■ **CHALLENGE**
Omit the pictures and return every entry exactly as written.

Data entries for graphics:
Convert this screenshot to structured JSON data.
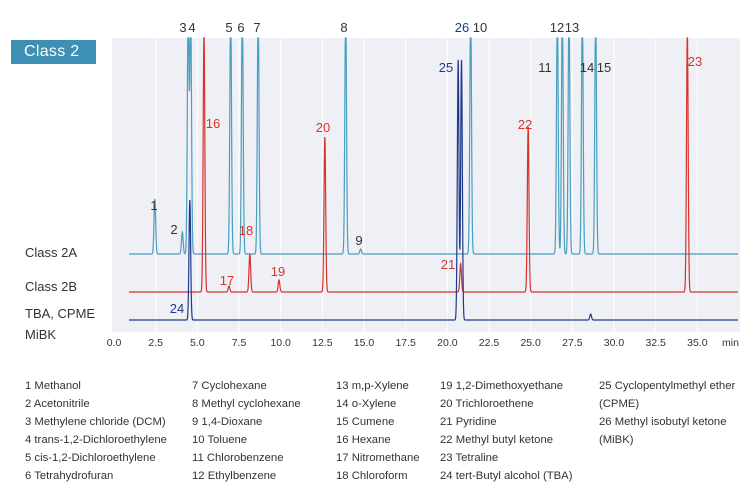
{
  "badge": "Class 2",
  "trace_labels": {
    "a": "Class 2A",
    "b": "Class 2B",
    "c1": "TBA, CPME",
    "c2": "MiBK"
  },
  "colors": {
    "a": "#4a9ec0",
    "b": "#d9322b",
    "c": "#1f3a8a",
    "plot_bg": "#eef0f5",
    "grid": "#ffffff",
    "text": "#333333"
  },
  "chart_data": {
    "type": "line",
    "xlabel": "min",
    "xlim": [
      0,
      37.5
    ],
    "xticks": [
      0.0,
      2.5,
      5.0,
      7.5,
      10.0,
      12.5,
      15.0,
      17.5,
      20.0,
      22.5,
      25.0,
      27.5,
      30.0,
      32.5,
      35.0
    ],
    "xtick_labels": [
      "0.0",
      "2.5",
      "5.0",
      "7.5",
      "10.0",
      "12.5",
      "15.0",
      "17.5",
      "20.0",
      "22.5",
      "25.0",
      "27.5",
      "30.0",
      "32.5",
      "35.0"
    ],
    "grid": true,
    "series": [
      {
        "name": "Class 2A",
        "color": "#4a9ec0",
        "baseline": 0,
        "peaks": [
          {
            "label": "1",
            "x": 2.45,
            "h": 55
          },
          {
            "label": "2",
            "x": 4.1,
            "h": 22
          },
          {
            "label": "3",
            "x": 4.45,
            "h": 250
          },
          {
            "label": "4",
            "x": 4.6,
            "h": 250
          },
          {
            "label": "5",
            "x": 7.0,
            "h": 250
          },
          {
            "label": "6",
            "x": 7.7,
            "h": 250
          },
          {
            "label": "7",
            "x": 8.65,
            "h": 250
          },
          {
            "label": "8",
            "x": 13.9,
            "h": 250
          },
          {
            "label": "9",
            "x": 14.8,
            "h": 5
          },
          {
            "label": "10",
            "x": 21.4,
            "h": 250
          },
          {
            "label": "11",
            "x": 26.6,
            "h": 250
          },
          {
            "label": "12",
            "x": 26.9,
            "h": 250
          },
          {
            "label": "13",
            "x": 27.3,
            "h": 250
          },
          {
            "label": "14",
            "x": 28.1,
            "h": 250
          },
          {
            "label": "15",
            "x": 28.9,
            "h": 250
          }
        ]
      },
      {
        "name": "Class 2B",
        "color": "#d9322b",
        "baseline": 0,
        "peaks": [
          {
            "label": "16",
            "x": 5.4,
            "h": 260
          },
          {
            "label": "17",
            "x": 6.9,
            "h": 6
          },
          {
            "label": "18",
            "x": 8.15,
            "h": 38
          },
          {
            "label": "19",
            "x": 9.9,
            "h": 12
          },
          {
            "label": "20",
            "x": 12.65,
            "h": 155
          },
          {
            "label": "21",
            "x": 20.8,
            "h": 28
          },
          {
            "label": "22",
            "x": 24.85,
            "h": 165
          },
          {
            "label": "23",
            "x": 34.4,
            "h": 260
          }
        ]
      },
      {
        "name": "TBA, CPME MiBK",
        "color": "#1f3a8a",
        "baseline": 0,
        "peaks": [
          {
            "label": "24",
            "x": 4.55,
            "h": 120
          },
          {
            "label": "25",
            "x": 20.65,
            "h": 260
          },
          {
            "label": "26",
            "x": 20.85,
            "h": 260
          },
          {
            "label": "",
            "x": 28.6,
            "h": 6
          }
        ]
      }
    ]
  },
  "legend": [
    [
      "1  Methanol",
      "2  Acetonitrile",
      "3  Methylene chloride (DCM)",
      "4  trans-1,2-Dichloroethylene",
      "5  cis-1,2-Dichloroethylene",
      "6  Tetrahydrofuran"
    ],
    [
      "7   Cyclohexane",
      "8   Methyl cyclohexane",
      "9   1,4-Dioxane",
      "10  Toluene",
      "11  Chlorobenzene",
      "12  Ethylbenzene"
    ],
    [
      "13  m,p-Xylene",
      "14  o-Xylene",
      "15  Cumene",
      "16  Hexane",
      "17  Nitromethane",
      "18  Chloroform"
    ],
    [
      "19  1,2-Dimethoxyethane",
      "20  Trichloroethene",
      "21  Pyridine",
      "22  Methyl butyl ketone",
      "23  Tetraline",
      "24  tert-Butyl alcohol (TBA)"
    ],
    [
      "25  Cyclopentylmethyl ether",
      "      (CPME)",
      "26  Methyl isobutyl ketone",
      "      (MiBK)"
    ]
  ]
}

■ **SOLUTION BELOW**
Convert this screenshot to structured JSON data.
{
  "badge": "Class 2",
  "trace_labels": {
    "a": "Class 2A",
    "b": "Class 2B",
    "c1": "TBA, CPME",
    "c2": "MiBK"
  },
  "colors": {
    "a": "#4a9ec0",
    "b": "#d9322b",
    "c": "#1f3a8a",
    "plot_bg": "#eef0f5",
    "grid": "#ffffff",
    "text": "#333333"
  },
  "chart_data": {
    "type": "line",
    "xlabel": "min",
    "xlim": [
      0,
      37.5
    ],
    "xticks": [
      0.0,
      2.5,
      5.0,
      7.5,
      10.0,
      12.5,
      15.0,
      17.5,
      20.0,
      22.5,
      25.0,
      27.5,
      30.0,
      32.5,
      35.0
    ],
    "xtick_labels": [
      "0.0",
      "2.5",
      "5.0",
      "7.5",
      "10.0",
      "12.5",
      "15.0",
      "17.5",
      "20.0",
      "22.5",
      "25.0",
      "27.5",
      "30.0",
      "32.5",
      "35.0"
    ],
    "grid": true,
    "series": [
      {
        "name": "Class 2A",
        "color": "#4a9ec0",
        "baseline": 0,
        "peaks": [
          {
            "label": "1",
            "x": 2.45,
            "h": 55
          },
          {
            "label": "2",
            "x": 4.1,
            "h": 22
          },
          {
            "label": "3",
            "x": 4.45,
            "h": 250
          },
          {
            "label": "4",
            "x": 4.6,
            "h": 250
          },
          {
            "label": "5",
            "x": 7.0,
            "h": 250
          },
          {
            "label": "6",
            "x": 7.7,
            "h": 250
          },
          {
            "label": "7",
            "x": 8.65,
            "h": 250
          },
          {
            "label": "8",
            "x": 13.9,
            "h": 250
          },
          {
            "label": "9",
            "x": 14.8,
            "h": 5
          },
          {
            "label": "10",
            "x": 21.4,
            "h": 250
          },
          {
            "label": "11",
            "x": 26.6,
            "h": 250
          },
          {
            "label": "12",
            "x": 26.9,
            "h": 250
          },
          {
            "label": "13",
            "x": 27.3,
            "h": 250
          },
          {
            "label": "14",
            "x": 28.1,
            "h": 250
          },
          {
            "label": "15",
            "x": 28.9,
            "h": 250
          }
        ]
      },
      {
        "name": "Class 2B",
        "color": "#d9322b",
        "baseline": 0,
        "peaks": [
          {
            "label": "16",
            "x": 5.4,
            "h": 260
          },
          {
            "label": "17",
            "x": 6.9,
            "h": 6
          },
          {
            "label": "18",
            "x": 8.15,
            "h": 38
          },
          {
            "label": "19",
            "x": 9.9,
            "h": 12
          },
          {
            "label": "20",
            "x": 12.65,
            "h": 155
          },
          {
            "label": "21",
            "x": 20.8,
            "h": 28
          },
          {
            "label": "22",
            "x": 24.85,
            "h": 165
          },
          {
            "label": "23",
            "x": 34.4,
            "h": 260
          }
        ]
      },
      {
        "name": "TBA, CPME MiBK",
        "color": "#1f3a8a",
        "baseline": 0,
        "peaks": [
          {
            "label": "24",
            "x": 4.55,
            "h": 120
          },
          {
            "label": "25",
            "x": 20.65,
            "h": 260
          },
          {
            "label": "26",
            "x": 20.85,
            "h": 260
          },
          {
            "label": "",
            "x": 28.6,
            "h": 6
          }
        ]
      }
    ]
  },
  "legend": [
    [
      "1  Methanol",
      "2  Acetonitrile",
      "3  Methylene chloride (DCM)",
      "4  trans-1,2-Dichloroethylene",
      "5  cis-1,2-Dichloroethylene",
      "6  Tetrahydrofuran"
    ],
    [
      "7   Cyclohexane",
      "8   Methyl cyclohexane",
      "9   1,4-Dioxane",
      "10  Toluene",
      "11  Chlorobenzene",
      "12  Ethylbenzene"
    ],
    [
      "13  m,p-Xylene",
      "14  o-Xylene",
      "15  Cumene",
      "16  Hexane",
      "17  Nitromethane",
      "18  Chloroform"
    ],
    [
      "19  1,2-Dimethoxyethane",
      "20  Trichloroethene",
      "21  Pyridine",
      "22  Methyl butyl ketone",
      "23  Tetraline",
      "24  tert-Butyl alcohol (TBA)"
    ],
    [
      "25  Cyclopentylmethyl ether",
      "      (CPME)",
      "26  Methyl isobutyl ketone",
      "      (MiBK)"
    ]
  ]
}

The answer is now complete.